Starting with the line that contains "Extract all readable text from this page.", write out each line through the end of the listing, unchanged. Output nothing else.

Stored records:

┌──

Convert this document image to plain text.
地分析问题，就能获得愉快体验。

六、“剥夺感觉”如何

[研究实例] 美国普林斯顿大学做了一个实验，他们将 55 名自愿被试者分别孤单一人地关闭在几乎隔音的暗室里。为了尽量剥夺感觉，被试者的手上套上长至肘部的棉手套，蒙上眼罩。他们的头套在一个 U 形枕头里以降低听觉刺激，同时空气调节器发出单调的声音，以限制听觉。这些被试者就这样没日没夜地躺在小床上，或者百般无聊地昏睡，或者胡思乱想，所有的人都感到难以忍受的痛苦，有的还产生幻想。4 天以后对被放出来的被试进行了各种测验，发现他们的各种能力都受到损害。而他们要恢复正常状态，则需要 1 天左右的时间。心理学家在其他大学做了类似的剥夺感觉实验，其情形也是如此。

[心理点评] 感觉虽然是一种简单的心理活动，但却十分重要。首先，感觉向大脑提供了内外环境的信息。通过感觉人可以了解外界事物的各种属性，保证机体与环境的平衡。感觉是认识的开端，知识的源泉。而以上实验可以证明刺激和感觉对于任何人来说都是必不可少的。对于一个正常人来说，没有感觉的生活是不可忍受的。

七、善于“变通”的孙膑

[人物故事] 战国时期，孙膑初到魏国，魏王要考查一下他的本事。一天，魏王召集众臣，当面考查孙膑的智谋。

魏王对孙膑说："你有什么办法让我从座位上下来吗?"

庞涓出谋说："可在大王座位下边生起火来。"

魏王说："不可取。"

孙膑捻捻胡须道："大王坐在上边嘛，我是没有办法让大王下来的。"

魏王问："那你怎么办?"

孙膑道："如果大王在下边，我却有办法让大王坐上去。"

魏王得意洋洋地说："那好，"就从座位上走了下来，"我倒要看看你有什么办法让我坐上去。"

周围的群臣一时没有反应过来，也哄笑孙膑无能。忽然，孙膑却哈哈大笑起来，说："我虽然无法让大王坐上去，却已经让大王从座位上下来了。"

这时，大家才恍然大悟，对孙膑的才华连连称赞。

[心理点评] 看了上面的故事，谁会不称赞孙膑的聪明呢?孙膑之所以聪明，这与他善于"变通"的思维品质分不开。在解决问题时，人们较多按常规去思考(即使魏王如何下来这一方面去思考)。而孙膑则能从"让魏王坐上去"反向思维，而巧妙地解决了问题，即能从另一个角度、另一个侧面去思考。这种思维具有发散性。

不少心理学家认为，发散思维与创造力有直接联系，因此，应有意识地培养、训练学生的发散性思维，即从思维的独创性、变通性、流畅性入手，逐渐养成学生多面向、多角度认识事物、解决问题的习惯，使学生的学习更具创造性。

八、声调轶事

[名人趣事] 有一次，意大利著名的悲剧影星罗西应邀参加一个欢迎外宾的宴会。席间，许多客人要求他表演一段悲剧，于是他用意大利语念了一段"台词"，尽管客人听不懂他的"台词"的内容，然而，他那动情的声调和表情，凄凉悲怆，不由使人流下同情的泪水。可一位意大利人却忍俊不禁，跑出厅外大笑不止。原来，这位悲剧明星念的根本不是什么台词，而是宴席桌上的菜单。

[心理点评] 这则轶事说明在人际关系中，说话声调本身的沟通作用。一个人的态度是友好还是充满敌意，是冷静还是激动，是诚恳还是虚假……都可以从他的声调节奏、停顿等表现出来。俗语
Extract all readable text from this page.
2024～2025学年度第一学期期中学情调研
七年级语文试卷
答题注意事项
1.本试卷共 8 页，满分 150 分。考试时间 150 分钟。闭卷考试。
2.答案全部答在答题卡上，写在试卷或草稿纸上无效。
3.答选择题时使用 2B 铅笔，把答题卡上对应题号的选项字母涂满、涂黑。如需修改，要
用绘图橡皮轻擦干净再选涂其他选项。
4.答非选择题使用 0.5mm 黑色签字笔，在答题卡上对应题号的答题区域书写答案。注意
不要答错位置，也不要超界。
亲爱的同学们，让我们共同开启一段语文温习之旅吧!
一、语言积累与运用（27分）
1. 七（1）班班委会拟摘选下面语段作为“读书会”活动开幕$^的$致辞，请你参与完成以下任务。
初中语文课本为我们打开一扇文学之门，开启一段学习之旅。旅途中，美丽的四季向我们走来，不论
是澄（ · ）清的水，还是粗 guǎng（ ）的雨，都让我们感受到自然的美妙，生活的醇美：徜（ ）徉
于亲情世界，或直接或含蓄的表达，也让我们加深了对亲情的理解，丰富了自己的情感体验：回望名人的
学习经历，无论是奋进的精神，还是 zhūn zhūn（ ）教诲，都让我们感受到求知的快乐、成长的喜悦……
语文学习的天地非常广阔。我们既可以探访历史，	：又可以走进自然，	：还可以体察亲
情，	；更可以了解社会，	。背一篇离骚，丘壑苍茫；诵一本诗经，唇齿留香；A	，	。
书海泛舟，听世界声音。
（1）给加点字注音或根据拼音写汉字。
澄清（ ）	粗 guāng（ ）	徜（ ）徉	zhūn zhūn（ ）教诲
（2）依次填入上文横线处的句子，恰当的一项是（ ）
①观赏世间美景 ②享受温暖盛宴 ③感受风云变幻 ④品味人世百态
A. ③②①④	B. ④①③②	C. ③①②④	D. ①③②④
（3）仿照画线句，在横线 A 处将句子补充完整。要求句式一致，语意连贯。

└──

Correct response:
Extract all readable text from this page.
2024～2025学年度第一学期期中学情调研
七年级语文试卷
答题注意事项
1.本试卷共 8 页，满分 150 分。考试时间 150 分钟。闭卷考试。
2.答案全部答在答题卡上，写在试卷或草稿纸上无效。
3.答选择题时使用 2B 铅笔，把答题卡上对应题号的选项字母涂满、涂黑。如需修改，要
用绘图橡皮轻擦干净再选涂其他选项。
4.答非选择题使用 0.5mm 黑色签字笔，在答题卡上对应题号的答题区域书写答案。注意
不要答错位置，也不要超界。
亲爱的同学们，让我们共同开启一段语文温习之旅吧!
一、语言积累与运用（27分）
1. 七（1）班班委会拟摘选下面语段作为“读书会”活动开幕$^的$致辞，请你参与完成以下任务。
初中语文课本为我们打开一扇文学之门，开启一段学习之旅。旅途中，美丽的四季向我们走来，不论
是澄（ · ）清的水，还是粗 guǎng（ ）的雨，都让我们感受到自然的美妙，生活的醇美：徜（ ）徉
于亲情世界，或直接或含蓄的表达，也让我们加深了对亲情的理解，丰富了自己的情感体验：回望名人的
学习经历，无论是奋进的精神，还是 zhūn zhūn（ ）教诲，都让我们感受到求知的快乐、成长的喜悦……
语文学习的天地非常广阔。我们既可以探访历史，	：又可以走进自然，	：还可以体察亲
情，	；更可以了解社会，	。背一篇离骚，丘壑苍茫；诵一本诗经，唇齿留香；A	，	。
书海泛舟，听世界声音。
（1）给加点字注音或根据拼音写汉字。
澄清（ ）	粗 guāng（ ）	徜（ ）徉	zhūn zhūn（ ）教诲
（2）依次填入上文横线处的句子，恰当的一项是（ ）
①观赏世间美景 ②享受温暖盛宴 ③感受风云变幻 ④品味人世百态
A. ③②①④	B. ④①③②	C. ③①②④	D. ①③②④
（3）仿照画线句，在横线 A 处将句子补充完整。要求句式一致，语意连贯。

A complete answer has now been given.